● **GIVEN INSTRUCTION**: Keep only the lines of the data below that contain "oben", and copy them.

[Collection entries]
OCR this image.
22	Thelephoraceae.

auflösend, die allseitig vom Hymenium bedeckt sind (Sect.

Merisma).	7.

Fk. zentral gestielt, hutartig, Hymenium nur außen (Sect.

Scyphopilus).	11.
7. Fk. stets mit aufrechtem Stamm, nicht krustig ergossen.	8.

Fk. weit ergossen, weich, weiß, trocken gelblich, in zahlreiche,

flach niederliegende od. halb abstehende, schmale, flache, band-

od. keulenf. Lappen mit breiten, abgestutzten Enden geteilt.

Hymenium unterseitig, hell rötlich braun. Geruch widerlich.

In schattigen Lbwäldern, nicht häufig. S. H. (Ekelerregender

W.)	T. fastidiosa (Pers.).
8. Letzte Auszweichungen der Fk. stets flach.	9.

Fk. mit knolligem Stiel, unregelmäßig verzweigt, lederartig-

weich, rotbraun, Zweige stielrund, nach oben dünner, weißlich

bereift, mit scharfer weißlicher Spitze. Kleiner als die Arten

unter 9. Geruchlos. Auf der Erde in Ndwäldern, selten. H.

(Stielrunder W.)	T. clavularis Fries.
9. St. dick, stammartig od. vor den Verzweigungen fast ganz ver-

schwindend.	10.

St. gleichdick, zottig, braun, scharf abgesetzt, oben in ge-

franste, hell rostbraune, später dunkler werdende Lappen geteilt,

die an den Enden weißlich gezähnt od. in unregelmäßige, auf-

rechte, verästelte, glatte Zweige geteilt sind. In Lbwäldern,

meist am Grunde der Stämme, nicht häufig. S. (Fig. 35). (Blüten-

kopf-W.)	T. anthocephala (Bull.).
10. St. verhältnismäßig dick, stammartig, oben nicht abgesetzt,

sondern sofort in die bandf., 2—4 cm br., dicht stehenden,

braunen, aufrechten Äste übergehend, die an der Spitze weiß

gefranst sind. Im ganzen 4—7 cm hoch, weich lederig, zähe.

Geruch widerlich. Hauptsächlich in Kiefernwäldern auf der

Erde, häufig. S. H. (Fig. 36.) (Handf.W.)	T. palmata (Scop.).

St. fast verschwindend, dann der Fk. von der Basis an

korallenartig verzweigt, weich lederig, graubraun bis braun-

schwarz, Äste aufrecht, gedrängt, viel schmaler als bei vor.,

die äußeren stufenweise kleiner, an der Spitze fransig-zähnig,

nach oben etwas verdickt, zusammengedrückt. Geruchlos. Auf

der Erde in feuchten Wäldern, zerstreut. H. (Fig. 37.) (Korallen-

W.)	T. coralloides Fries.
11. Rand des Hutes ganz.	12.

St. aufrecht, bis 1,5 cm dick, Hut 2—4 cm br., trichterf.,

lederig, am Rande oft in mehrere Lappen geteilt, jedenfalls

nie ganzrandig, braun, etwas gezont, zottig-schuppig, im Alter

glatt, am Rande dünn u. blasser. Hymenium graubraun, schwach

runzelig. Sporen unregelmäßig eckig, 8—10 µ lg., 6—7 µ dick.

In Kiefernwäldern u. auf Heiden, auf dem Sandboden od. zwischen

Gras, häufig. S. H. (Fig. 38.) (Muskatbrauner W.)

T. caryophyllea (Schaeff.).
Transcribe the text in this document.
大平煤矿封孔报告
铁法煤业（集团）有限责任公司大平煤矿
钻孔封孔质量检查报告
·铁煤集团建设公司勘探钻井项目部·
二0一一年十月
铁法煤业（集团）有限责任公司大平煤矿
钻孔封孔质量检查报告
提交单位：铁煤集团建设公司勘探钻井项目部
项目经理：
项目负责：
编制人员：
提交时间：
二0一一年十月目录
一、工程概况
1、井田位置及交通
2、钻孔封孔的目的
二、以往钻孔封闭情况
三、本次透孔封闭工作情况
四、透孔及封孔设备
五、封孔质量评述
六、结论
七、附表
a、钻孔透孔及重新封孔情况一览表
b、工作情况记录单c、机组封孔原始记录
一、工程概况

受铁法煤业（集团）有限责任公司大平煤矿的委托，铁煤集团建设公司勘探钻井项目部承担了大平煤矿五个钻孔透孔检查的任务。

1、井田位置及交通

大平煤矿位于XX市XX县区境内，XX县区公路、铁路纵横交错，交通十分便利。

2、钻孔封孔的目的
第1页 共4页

● **TASK RESULT**:
weich, rotbraun, Zweige stielrund, nach oben dünner, weißlich
St. gleichdick, zottig, braun, scharf abgesetzt, oben in ge-
10. St. verhältnismäßig dick, stammartig, oben nicht abgesetzt,
nach oben etwas verdickt, zusammengedrückt. Geruchlos. Auf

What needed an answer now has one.